What to produce: Look through the records below and collect all lines that hold the string "XJRunner".

Extracted entries:

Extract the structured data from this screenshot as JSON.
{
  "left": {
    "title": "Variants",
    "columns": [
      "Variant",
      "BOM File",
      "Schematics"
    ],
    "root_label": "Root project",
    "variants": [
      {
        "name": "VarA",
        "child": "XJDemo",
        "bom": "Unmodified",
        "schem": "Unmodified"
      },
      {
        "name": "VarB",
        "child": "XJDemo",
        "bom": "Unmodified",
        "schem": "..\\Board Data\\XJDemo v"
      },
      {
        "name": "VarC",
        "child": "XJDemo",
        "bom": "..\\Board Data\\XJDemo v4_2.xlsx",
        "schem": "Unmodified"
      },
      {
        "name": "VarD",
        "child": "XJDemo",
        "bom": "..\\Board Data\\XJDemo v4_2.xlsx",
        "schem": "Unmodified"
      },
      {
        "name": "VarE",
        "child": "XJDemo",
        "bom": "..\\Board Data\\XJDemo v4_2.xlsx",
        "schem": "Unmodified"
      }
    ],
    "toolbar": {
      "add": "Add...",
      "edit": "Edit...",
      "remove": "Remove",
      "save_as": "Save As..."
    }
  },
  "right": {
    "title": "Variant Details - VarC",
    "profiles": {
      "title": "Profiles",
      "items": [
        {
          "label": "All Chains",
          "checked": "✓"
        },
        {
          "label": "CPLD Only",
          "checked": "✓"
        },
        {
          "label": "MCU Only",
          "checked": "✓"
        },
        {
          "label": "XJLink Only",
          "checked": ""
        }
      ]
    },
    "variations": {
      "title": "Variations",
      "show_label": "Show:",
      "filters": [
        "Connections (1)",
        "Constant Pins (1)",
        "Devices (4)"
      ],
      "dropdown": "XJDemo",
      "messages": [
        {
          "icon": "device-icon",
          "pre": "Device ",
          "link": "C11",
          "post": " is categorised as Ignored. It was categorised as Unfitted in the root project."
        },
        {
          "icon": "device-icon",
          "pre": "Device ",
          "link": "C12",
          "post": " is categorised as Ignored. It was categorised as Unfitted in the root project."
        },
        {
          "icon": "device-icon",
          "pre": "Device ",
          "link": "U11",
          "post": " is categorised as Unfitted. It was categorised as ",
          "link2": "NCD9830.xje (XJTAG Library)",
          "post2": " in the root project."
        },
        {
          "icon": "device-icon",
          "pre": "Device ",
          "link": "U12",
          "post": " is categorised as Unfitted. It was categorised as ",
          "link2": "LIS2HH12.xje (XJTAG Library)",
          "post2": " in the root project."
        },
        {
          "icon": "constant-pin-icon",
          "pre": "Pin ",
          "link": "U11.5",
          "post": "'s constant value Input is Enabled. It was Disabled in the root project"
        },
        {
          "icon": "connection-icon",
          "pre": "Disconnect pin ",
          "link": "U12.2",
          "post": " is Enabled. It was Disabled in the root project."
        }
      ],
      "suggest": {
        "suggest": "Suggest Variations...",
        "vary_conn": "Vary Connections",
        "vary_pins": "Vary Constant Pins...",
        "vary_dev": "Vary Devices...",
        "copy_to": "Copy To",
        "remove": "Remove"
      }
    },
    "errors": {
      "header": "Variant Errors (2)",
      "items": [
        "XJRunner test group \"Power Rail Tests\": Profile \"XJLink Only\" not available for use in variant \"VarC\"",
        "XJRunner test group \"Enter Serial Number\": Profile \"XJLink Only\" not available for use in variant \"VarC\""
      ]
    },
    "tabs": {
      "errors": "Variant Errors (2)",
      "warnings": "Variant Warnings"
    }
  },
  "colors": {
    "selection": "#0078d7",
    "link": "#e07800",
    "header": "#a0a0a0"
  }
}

Task output:
        "XJRunner test group \"Power Rail Tests\": Profile \"XJLink Only\" not available for use in variant \"VarC\"",
        "XJRunner test group \"Enter Serial Number\": Profile \"XJLink Only\" not available for use in variant \"VarC\""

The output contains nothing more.